• [GIVEN INSTRUCTION]
Copy each line in the data that includes the word "Flow".

↓↓↓

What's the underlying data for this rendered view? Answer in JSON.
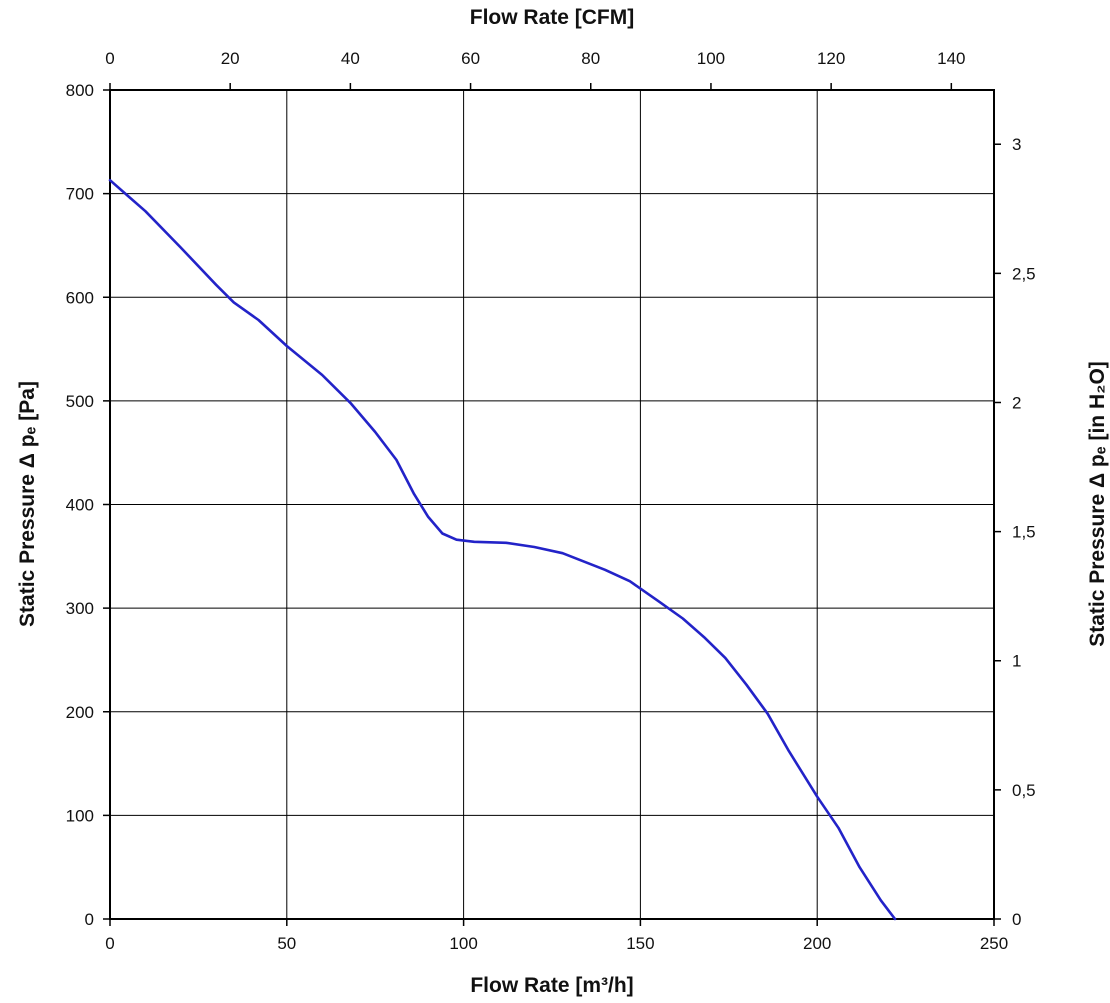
{
  "chart_data": {
    "type": "line",
    "x_label_bottom": "Flow Rate [m³/h]",
    "x_label_top": "Flow Rate [CFM]",
    "y_label_left": "Static Pressure Δ pₑ [Pa]",
    "y_label_right": "Static Pressure Δ pₑ [in H₂O]",
    "x_bottom": {
      "min": 0,
      "max": 250,
      "ticks": [
        "0",
        "50",
        "100",
        "150",
        "200",
        "250"
      ]
    },
    "x_top": {
      "min": 0,
      "max": 147.1,
      "ticks": [
        "0",
        "20",
        "40",
        "60",
        "80",
        "100",
        "120",
        "140"
      ]
    },
    "y_left": {
      "min": 0,
      "max": 800,
      "ticks": [
        "0",
        "100",
        "200",
        "300",
        "400",
        "500",
        "600",
        "700",
        "800"
      ]
    },
    "y_right": {
      "min": 0,
      "max": 3.21,
      "ticks": [
        "0",
        "0,5",
        "1",
        "1,5",
        "2",
        "2,5",
        "3"
      ]
    },
    "grid": true,
    "line_color": "#2323c8",
    "series": [
      {
        "x": [
          0,
          10,
          20,
          30,
          35,
          42,
          50,
          60,
          68,
          75,
          81,
          86,
          90,
          94,
          98,
          103,
          112,
          120,
          128,
          140,
          147,
          155,
          162,
          168,
          174,
          180,
          186,
          192,
          200,
          206,
          212,
          218,
          222
        ],
        "y": [
          713,
          683,
          648,
          612,
          595,
          578,
          553,
          525,
          498,
          470,
          443,
          410,
          388,
          372,
          366,
          364,
          363,
          359,
          353,
          337,
          326,
          307,
          290,
          272,
          252,
          226,
          198,
          162,
          118,
          88,
          50,
          18,
          0
        ]
      }
    ]
  }
}
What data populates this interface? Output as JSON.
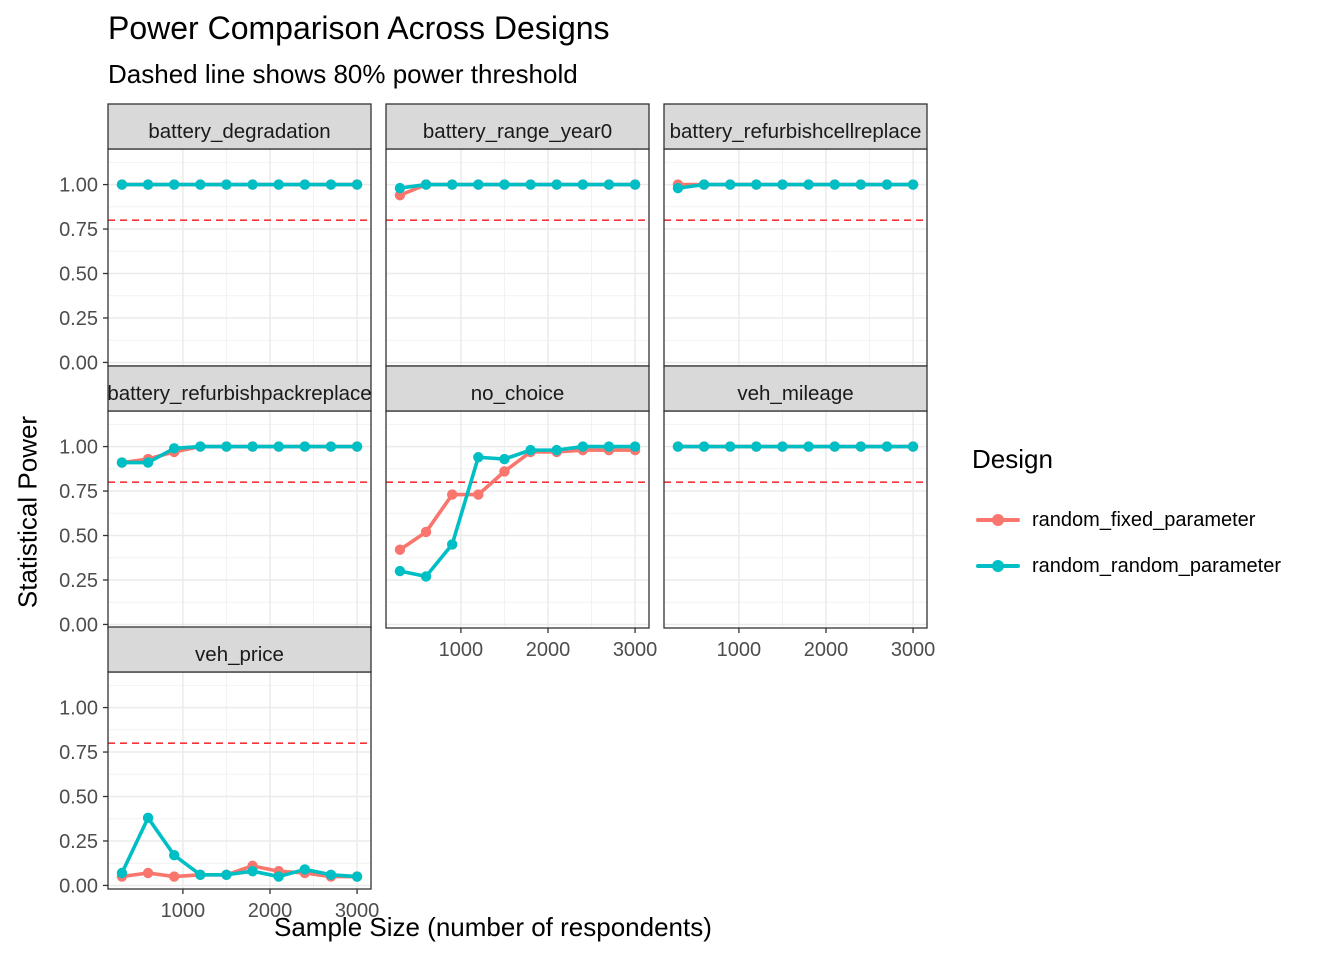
{
  "chart_data": {
    "type": "line",
    "title": "Power Comparison Across Designs",
    "subtitle": "Dashed line shows 80% power threshold",
    "xlabel": "Sample Size (number of respondents)",
    "ylabel": "Statistical Power",
    "x": [
      300,
      600,
      900,
      1200,
      1500,
      1800,
      2100,
      2400,
      2700,
      3000
    ],
    "xlim": [
      140,
      3160
    ],
    "ylim": [
      -0.02,
      1.2
    ],
    "x_ticks": [
      1000,
      2000,
      3000
    ],
    "x_tick_labels": [
      "1000",
      "2000",
      "3000"
    ],
    "y_ticks": [
      0,
      0.25,
      0.5,
      0.75,
      1
    ],
    "y_tick_labels": [
      "0.00",
      "0.25",
      "0.50",
      "0.75",
      "1.00"
    ],
    "threshold": 0.8,
    "threshold_color": "#F8333C",
    "grid": true,
    "legend": {
      "title": "Design",
      "position": "right",
      "entries": [
        "random_fixed_parameter",
        "random_random_parameter"
      ]
    },
    "series_colors": {
      "random_fixed_parameter": "#F8766D",
      "random_random_parameter": "#00BFC4"
    },
    "panels": [
      {
        "name": "battery_degradation",
        "series": [
          {
            "name": "random_fixed_parameter",
            "values": [
              1,
              1,
              1,
              1,
              1,
              1,
              1,
              1,
              1,
              1
            ]
          },
          {
            "name": "random_random_parameter",
            "values": [
              1,
              1,
              1,
              1,
              1,
              1,
              1,
              1,
              1,
              1
            ]
          }
        ]
      },
      {
        "name": "battery_range_year0",
        "series": [
          {
            "name": "random_fixed_parameter",
            "values": [
              0.94,
              1,
              1,
              1,
              1,
              1,
              1,
              1,
              1,
              1
            ]
          },
          {
            "name": "random_random_parameter",
            "values": [
              0.98,
              1,
              1,
              1,
              1,
              1,
              1,
              1,
              1,
              1
            ]
          }
        ]
      },
      {
        "name": "battery_refurbishcellreplace",
        "series": [
          {
            "name": "random_fixed_parameter",
            "values": [
              1,
              1,
              1,
              1,
              1,
              1,
              1,
              1,
              1,
              1
            ]
          },
          {
            "name": "random_random_parameter",
            "values": [
              0.98,
              1,
              1,
              1,
              1,
              1,
              1,
              1,
              1,
              1
            ]
          }
        ]
      },
      {
        "name": "battery_refurbishpackreplace",
        "series": [
          {
            "name": "random_fixed_parameter",
            "values": [
              0.91,
              0.93,
              0.97,
              1,
              1,
              1,
              1,
              1,
              1,
              1
            ]
          },
          {
            "name": "random_random_parameter",
            "values": [
              0.91,
              0.91,
              0.99,
              1,
              1,
              1,
              1,
              1,
              1,
              1
            ]
          }
        ]
      },
      {
        "name": "no_choice",
        "series": [
          {
            "name": "random_fixed_parameter",
            "values": [
              0.42,
              0.52,
              0.73,
              0.73,
              0.86,
              0.97,
              0.97,
              0.98,
              0.98,
              0.98
            ]
          },
          {
            "name": "random_random_parameter",
            "values": [
              0.3,
              0.27,
              0.45,
              0.94,
              0.93,
              0.98,
              0.98,
              1,
              1,
              1
            ]
          }
        ]
      },
      {
        "name": "veh_mileage",
        "series": [
          {
            "name": "random_fixed_parameter",
            "values": [
              1,
              1,
              1,
              1,
              1,
              1,
              1,
              1,
              1,
              1
            ]
          },
          {
            "name": "random_random_parameter",
            "values": [
              1,
              1,
              1,
              1,
              1,
              1,
              1,
              1,
              1,
              1
            ]
          }
        ]
      },
      {
        "name": "veh_price",
        "series": [
          {
            "name": "random_fixed_parameter",
            "values": [
              0.05,
              0.07,
              0.05,
              0.06,
              0.06,
              0.11,
              0.08,
              0.07,
              0.05,
              0.05
            ]
          },
          {
            "name": "random_random_parameter",
            "values": [
              0.07,
              0.38,
              0.17,
              0.06,
              0.06,
              0.08,
              0.05,
              0.09,
              0.06,
              0.05
            ]
          }
        ]
      }
    ]
  }
}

↑↑↑

• [SOLUTION]
    "x_label_bottom": "Flow Rate [m³/h]",
    "x_label_top": "Flow Rate [CFM]",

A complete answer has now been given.